>> Start DOCUMENT

And don't get me wrong, I loved steak and tuna before coming to this conclusion around the age of 14.


----------



## Speed Racer (Oct 21, 2009)

Lost, as long as you don't try to shove your non-meat eating ideals down my throat, I won't try to convert you back to being a bloodthirsty carnivore. :wink:


----------



## cmarie (Dec 19, 2011)

Horse meat is a very large export from Iceland.


----------



## ponyboy (Jul 24, 2008)

DancingArabian said:


> With the piles of horses going to slaughter houses, someone surely has to be eating them, right?
> 
> However every time someone discovers horse meat in their food (IKEA's meatballs being the latest recall), I'm wondering who actually eats horse meat? It seems like it can be very lucrative to send horses to slaughter - why else would people haul them thousands of miles to Mexico and Canada?
> _Posted via Mobile Device_


Sending horses to slaughter doesn't make a lot of money, it's just the easiest way to get rid of unwanted horses.

My old neighbors, who are from Italy, used to eat horse meat. Apparently they were able to get it somehow in Canada, I have no idea from where. It took us years to convince them that eating horses here wasn't a good idea for food safety reasons... But that's nothing, it also took us years to convince them that it's a bad idea to eat wild mushrooms! They're lucky to be alive.


----------



## FaydesMom (Mar 25, 2012)

ponyboy said:


> Sending horses to slaughter doesn't make a lot of money, it's just the easiest way to get rid of unwanted horses.
> 
> My old neighbors, who are from Italy, used to eat horse meat. Apparently they were able to get it somehow in Canada, I have no idea from where. It took us years to convince them that eating horses here wasn't a good idea for food safety reasons... But that's nothing, it also* took us years to convince them that it's a bad idea to eat wild mushrooms!* They're lucky to be alive.


It is certainly *not* a bad idea to eat wild mushrooms...it is *only* a bad idea to eat any mushroom you are unsure the identity of.


----------



## MillieSantana (Feb 17, 2013)

Well, to a lot of people, horses are just animals, like cows or sheep maybe. Animals raised for meat, nothing more, nothing less. to us, horses are life though, so many people have issues with slaughter. I'd probably try it!


----------



## DancingArabian (Jul 15, 2011)

ponyboy said:


> Sending horses to slaughter doesn't make a lot of money, it's just the easiest way to get rid of unwanted horses.
> 
> My old neighbors, who are from Italy, used to eat horse meat. Apparently they were able to get it somehow in Canada, I have no idea from where. It took us years to convince them that eating horses here wasn't a good idea for food safety reasons... But that's nothing, it also took us years to convince them that it's a bad idea to eat wild mushrooms! They're lucky to be alive.


They've got to be making decent money at it. The meat traders haul really big distances sometimes. If they just want to get rid of an unwanted horse you could just as easily shoot it and bury it. Why would people run Craigslist scams to get free horses and sell them to the meat man if there wasn't money in it?

>> End DOCUMENT

◆ STATED TASK 1
Give back the stretch of the horse meat thread from "Well, to a lot" through "probably try it!", word for word.

>> Start AVAILABLE DATA

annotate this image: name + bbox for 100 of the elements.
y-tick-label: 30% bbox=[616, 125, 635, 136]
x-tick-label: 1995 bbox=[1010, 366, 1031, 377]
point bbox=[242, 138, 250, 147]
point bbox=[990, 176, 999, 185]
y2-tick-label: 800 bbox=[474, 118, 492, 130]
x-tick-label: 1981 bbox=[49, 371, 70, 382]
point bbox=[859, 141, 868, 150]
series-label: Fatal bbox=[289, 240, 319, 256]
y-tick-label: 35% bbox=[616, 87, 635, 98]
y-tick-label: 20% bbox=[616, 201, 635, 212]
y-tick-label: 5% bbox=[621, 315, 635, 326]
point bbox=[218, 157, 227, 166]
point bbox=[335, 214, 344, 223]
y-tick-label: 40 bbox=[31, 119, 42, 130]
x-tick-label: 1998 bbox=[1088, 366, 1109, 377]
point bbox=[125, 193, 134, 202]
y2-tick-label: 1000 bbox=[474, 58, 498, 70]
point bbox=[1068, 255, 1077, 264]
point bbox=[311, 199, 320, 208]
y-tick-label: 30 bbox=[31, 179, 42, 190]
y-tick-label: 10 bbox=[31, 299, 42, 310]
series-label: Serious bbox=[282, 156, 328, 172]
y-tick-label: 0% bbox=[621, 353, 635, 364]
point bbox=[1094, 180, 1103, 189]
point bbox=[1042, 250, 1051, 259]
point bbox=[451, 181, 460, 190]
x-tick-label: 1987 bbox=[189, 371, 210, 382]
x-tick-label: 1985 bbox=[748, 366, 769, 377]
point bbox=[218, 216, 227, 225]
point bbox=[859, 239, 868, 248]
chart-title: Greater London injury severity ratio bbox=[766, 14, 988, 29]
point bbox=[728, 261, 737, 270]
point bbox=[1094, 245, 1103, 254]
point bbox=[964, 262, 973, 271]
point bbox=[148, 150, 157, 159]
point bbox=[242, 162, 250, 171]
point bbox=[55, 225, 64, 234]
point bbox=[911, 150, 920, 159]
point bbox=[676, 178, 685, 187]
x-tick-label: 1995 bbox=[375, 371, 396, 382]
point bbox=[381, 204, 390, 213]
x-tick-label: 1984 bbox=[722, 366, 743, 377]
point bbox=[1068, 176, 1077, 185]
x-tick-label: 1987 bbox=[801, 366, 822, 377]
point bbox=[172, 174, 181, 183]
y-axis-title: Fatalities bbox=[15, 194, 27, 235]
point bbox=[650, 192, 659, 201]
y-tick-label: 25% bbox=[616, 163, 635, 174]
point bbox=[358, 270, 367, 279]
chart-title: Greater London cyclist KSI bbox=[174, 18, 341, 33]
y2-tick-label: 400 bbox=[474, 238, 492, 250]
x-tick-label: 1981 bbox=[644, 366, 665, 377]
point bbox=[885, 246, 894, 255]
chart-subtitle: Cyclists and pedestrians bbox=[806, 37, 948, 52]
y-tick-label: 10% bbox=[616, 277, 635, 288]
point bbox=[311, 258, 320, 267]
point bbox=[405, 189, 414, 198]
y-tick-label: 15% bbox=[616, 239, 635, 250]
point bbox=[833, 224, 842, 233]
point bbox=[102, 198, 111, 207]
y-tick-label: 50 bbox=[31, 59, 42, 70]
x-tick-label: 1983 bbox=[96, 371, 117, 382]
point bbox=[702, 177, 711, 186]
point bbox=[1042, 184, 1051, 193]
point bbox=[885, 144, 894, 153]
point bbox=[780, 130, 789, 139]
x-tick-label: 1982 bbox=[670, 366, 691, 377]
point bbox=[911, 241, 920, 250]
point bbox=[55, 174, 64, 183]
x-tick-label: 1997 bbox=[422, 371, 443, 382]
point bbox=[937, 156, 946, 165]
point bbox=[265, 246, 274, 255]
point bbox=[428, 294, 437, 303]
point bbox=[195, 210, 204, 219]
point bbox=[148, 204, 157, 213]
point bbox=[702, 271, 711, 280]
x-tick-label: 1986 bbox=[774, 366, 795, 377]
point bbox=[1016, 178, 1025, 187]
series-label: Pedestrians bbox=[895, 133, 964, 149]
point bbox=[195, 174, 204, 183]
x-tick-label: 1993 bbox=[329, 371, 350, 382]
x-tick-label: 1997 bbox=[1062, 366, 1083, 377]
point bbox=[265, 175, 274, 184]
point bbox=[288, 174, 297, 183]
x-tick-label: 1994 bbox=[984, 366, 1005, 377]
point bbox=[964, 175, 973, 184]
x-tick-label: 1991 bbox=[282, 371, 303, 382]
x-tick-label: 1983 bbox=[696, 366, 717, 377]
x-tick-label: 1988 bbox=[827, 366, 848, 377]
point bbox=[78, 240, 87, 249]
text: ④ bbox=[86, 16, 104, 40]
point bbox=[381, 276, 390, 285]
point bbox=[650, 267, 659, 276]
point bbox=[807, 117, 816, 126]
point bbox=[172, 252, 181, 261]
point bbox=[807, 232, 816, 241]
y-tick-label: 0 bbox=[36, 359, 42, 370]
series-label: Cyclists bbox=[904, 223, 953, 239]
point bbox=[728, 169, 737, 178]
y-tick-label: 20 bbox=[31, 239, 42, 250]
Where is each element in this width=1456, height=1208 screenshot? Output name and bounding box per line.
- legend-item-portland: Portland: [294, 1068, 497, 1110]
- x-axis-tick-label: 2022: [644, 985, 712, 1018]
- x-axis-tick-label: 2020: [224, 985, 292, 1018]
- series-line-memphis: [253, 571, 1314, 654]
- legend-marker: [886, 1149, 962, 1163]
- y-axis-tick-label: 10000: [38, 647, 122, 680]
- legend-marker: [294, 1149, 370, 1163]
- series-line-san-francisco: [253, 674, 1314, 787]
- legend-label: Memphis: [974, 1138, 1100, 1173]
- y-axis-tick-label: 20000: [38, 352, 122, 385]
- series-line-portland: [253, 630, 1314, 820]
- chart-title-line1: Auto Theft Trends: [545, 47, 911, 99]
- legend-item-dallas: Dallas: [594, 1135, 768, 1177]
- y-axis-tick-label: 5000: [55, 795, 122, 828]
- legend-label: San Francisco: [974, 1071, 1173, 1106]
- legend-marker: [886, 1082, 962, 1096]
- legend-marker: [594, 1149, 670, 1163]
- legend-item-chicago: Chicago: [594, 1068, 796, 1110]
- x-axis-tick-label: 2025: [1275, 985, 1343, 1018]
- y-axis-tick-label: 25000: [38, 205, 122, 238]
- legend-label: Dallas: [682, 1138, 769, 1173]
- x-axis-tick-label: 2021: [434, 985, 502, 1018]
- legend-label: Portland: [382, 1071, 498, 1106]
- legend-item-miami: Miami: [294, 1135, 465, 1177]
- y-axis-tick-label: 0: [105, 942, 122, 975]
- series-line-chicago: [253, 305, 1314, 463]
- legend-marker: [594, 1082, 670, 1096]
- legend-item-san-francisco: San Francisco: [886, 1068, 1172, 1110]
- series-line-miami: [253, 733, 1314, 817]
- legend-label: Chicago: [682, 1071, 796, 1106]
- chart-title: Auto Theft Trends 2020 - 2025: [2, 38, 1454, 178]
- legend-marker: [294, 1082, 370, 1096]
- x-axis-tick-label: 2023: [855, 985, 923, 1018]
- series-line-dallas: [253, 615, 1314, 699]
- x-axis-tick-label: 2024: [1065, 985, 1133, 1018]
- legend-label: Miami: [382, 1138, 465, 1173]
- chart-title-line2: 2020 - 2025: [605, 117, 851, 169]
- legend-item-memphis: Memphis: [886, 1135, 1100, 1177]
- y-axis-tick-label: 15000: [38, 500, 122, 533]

>> End AVAILABLE DATA

◆ STATED TASK 2
Transcribe the listing from its first line through the line containing "x-tick-label: 1987 bbox=[189, 371, 210, 382]", both included, without any change.

◆ OUTPUT 1
Well, to a lot of people, horses are just animals, like cows or sheep maybe. Animals raised for meat, nothing more, nothing less. to us, horses are life though, so many people have issues with slaughter. I'd probably try it!

◆ OUTPUT 2
annotate this image: name + bbox for 100 of the elements.
y-tick-label: 30% bbox=[616, 125, 635, 136]
x-tick-label: 1995 bbox=[1010, 366, 1031, 377]
point bbox=[242, 138, 250, 147]
point bbox=[990, 176, 999, 185]
y2-tick-label: 800 bbox=[474, 118, 492, 130]
x-tick-label: 1981 bbox=[49, 371, 70, 382]
point bbox=[859, 141, 868, 150]
series-label: Fatal bbox=[289, 240, 319, 256]
y-tick-label: 35% bbox=[616, 87, 635, 98]
y-tick-label: 20% bbox=[616, 201, 635, 212]
y-tick-label: 5% bbox=[621, 315, 635, 326]
point bbox=[218, 157, 227, 166]
point bbox=[335, 214, 344, 223]
y-tick-label: 40 bbox=[31, 119, 42, 130]
x-tick-label: 1998 bbox=[1088, 366, 1109, 377]
point bbox=[125, 193, 134, 202]
y2-tick-label: 1000 bbox=[474, 58, 498, 70]
point bbox=[1068, 255, 1077, 264]
point bbox=[311, 199, 320, 208]
y-tick-label: 30 bbox=[31, 179, 42, 190]
y-tick-label: 10 bbox=[31, 299, 42, 310]
series-label: Serious bbox=[282, 156, 328, 172]
y-tick-label: 0% bbox=[621, 353, 635, 364]
point bbox=[1094, 180, 1103, 189]
point bbox=[1042, 250, 1051, 259]
point bbox=[451, 181, 460, 190]
x-tick-label: 1987 bbox=[189, 371, 210, 382]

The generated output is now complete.